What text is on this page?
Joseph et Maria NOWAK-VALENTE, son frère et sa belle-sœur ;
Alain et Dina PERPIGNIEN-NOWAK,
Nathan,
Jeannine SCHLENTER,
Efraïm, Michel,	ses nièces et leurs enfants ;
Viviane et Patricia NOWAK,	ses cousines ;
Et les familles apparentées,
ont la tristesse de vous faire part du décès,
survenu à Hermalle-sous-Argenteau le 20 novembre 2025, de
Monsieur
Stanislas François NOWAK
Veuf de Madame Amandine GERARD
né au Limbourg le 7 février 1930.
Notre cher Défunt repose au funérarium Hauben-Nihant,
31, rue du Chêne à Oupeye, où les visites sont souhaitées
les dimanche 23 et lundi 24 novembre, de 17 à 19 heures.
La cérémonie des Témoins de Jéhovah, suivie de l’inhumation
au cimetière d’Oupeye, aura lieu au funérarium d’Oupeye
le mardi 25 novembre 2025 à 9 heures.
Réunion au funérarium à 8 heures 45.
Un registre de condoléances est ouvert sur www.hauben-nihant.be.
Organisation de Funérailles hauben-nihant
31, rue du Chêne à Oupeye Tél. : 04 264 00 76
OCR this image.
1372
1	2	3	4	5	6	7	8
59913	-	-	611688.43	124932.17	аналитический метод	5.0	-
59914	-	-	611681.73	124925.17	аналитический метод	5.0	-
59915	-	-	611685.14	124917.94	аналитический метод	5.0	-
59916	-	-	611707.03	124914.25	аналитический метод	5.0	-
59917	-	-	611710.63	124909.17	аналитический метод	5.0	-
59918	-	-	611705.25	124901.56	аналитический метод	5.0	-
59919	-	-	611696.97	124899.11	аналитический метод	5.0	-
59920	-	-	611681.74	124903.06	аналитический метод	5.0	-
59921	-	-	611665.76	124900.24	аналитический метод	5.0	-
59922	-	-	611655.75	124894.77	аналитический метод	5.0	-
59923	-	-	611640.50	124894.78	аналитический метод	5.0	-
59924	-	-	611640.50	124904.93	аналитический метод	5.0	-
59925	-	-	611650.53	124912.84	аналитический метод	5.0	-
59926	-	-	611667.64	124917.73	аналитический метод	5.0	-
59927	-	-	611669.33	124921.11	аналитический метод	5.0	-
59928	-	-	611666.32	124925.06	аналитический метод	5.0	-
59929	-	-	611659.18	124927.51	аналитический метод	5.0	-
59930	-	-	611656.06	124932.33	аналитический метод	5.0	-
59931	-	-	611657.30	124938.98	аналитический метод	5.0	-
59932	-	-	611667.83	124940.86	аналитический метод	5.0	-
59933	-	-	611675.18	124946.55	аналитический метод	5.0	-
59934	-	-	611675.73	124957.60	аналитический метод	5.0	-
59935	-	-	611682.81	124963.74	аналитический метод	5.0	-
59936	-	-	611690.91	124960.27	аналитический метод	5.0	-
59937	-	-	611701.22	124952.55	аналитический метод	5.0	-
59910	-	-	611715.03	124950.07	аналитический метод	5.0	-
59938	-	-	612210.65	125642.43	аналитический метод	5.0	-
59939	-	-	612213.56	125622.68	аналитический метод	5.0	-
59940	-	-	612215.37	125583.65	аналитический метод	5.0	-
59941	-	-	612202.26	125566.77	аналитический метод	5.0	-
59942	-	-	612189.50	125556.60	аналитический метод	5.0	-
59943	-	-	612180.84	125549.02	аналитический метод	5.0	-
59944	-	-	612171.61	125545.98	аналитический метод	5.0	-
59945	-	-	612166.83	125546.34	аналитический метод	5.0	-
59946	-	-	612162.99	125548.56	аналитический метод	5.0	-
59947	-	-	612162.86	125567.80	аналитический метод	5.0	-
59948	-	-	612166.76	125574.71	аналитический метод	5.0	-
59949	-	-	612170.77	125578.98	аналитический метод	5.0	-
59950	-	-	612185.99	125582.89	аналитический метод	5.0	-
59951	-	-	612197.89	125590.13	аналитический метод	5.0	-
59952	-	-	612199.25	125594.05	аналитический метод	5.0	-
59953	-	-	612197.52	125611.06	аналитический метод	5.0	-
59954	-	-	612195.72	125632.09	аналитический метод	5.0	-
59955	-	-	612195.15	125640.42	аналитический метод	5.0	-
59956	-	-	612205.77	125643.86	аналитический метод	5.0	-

------------------------------------------------

■ **Directions for this task**
All of the material above needs to be retyped word for word.

■ **Task solution**
What text is on this page?
Joseph et Maria NOWAK-VALENTE, son frère et sa belle-sœur ;
Alain et Dina PERPIGNIEN-NOWAK,
Nathan,
Jeannine SCHLENTER,
Efraïm, Michel,	ses nièces et leurs enfants ;
Viviane et Patricia NOWAK,	ses cousines ;
Et les familles apparentées,
ont la tristesse de vous faire part du décès,
survenu à Hermalle-sous-Argenteau le 20 novembre 2025, de
Monsieur
Stanislas François NOWAK
Veuf de Madame Amandine GERARD
né au Limbourg le 7 février 1930.
Notre cher Défunt repose au funérarium Hauben-Nihant,
31, rue du Chêne à Oupeye, où les visites sont souhaitées
les dimanche 23 et lundi 24 novembre, de 17 à 19 heures.
La cérémonie des Témoins de Jéhovah, suivie de l’inhumation
au cimetière d’Oupeye, aura lieu au funérarium d’Oupeye
le mardi 25 novembre 2025 à 9 heures.
Réunion au funérarium à 8 heures 45.
Un registre de condoléances est ouvert sur www.hauben-nihant.be.
Organisation de Funérailles hauben-nihant
31, rue du Chêne à Oupeye Tél. : 04 264 00 76
OCR this image.
1372
1	2	3	4	5	6	7	8
59913	-	-	611688.43	124932.17	аналитический метод	5.0	-
59914	-	-	611681.73	124925.17	аналитический метод	5.0	-
59915	-	-	611685.14	124917.94	аналитический метод	5.0	-
59916	-	-	611707.03	124914.25	аналитический метод	5.0	-
59917	-	-	611710.63	124909.17	аналитический метод	5.0	-
59918	-	-	611705.25	124901.56	аналитический метод	5.0	-
59919	-	-	611696.97	124899.11	аналитический метод	5.0	-
59920	-	-	611681.74	124903.06	аналитический метод	5.0	-
59921	-	-	611665.76	124900.24	аналитический метод	5.0	-
59922	-	-	611655.75	124894.77	аналитический метод	5.0	-
59923	-	-	611640.50	124894.78	аналитический метод	5.0	-
59924	-	-	611640.50	124904.93	аналитический метод	5.0	-
59925	-	-	611650.53	124912.84	аналитический метод	5.0	-
59926	-	-	611667.64	124917.73	аналитический метод	5.0	-
59927	-	-	611669.33	124921.11	аналитический метод	5.0	-
59928	-	-	611666.32	124925.06	аналитический метод	5.0	-
59929	-	-	611659.18	124927.51	аналитический метод	5.0	-
59930	-	-	611656.06	124932.33	аналитический метод	5.0	-
59931	-	-	611657.30	124938.98	аналитический метод	5.0	-
59932	-	-	611667.83	124940.86	аналитический метод	5.0	-
59933	-	-	611675.18	124946.55	аналитический метод	5.0	-
59934	-	-	611675.73	124957.60	аналитический метод	5.0	-
59935	-	-	611682.81	124963.74	аналитический метод	5.0	-
59936	-	-	611690.91	124960.27	аналитический метод	5.0	-
59937	-	-	611701.22	124952.55	аналитический метод	5.0	-
59910	-	-	611715.03	124950.07	аналитический метод	5.0	-
59938	-	-	612210.65	125642.43	аналитический метод	5.0	-
59939	-	-	612213.56	125622.68	аналитический метод	5.0	-
59940	-	-	612215.37	125583.65	аналитический метод	5.0	-
59941	-	-	612202.26	125566.77	аналитический метод	5.0	-
59942	-	-	612189.50	125556.60	аналитический метод	5.0	-
59943	-	-	612180.84	125549.02	аналитический метод	5.0	-
59944	-	-	612171.61	125545.98	аналитический метод	5.0	-
59945	-	-	612166.83	125546.34	аналитический метод	5.0	-
59946	-	-	612162.99	125548.56	аналитический метод	5.0	-
59947	-	-	612162.86	125567.80	аналитический метод	5.0	-
59948	-	-	612166.76	125574.71	аналитический метод	5.0	-
59949	-	-	612170.77	125578.98	аналитический метод	5.0	-
59950	-	-	612185.99	125582.89	аналитический метод	5.0	-
59951	-	-	612197.89	125590.13	аналитический метод	5.0	-
59952	-	-	612199.25	125594.05	аналитический метод	5.0	-
59953	-	-	612197.52	125611.06	аналитический метод	5.0	-
59954	-	-	612195.72	125632.09	аналитический метод	5.0	-
59955	-	-	612195.15	125640.42	аналитический метод	5.0	-
59956	-	-	612205.77	125643.86	аналитический метод	5.0	-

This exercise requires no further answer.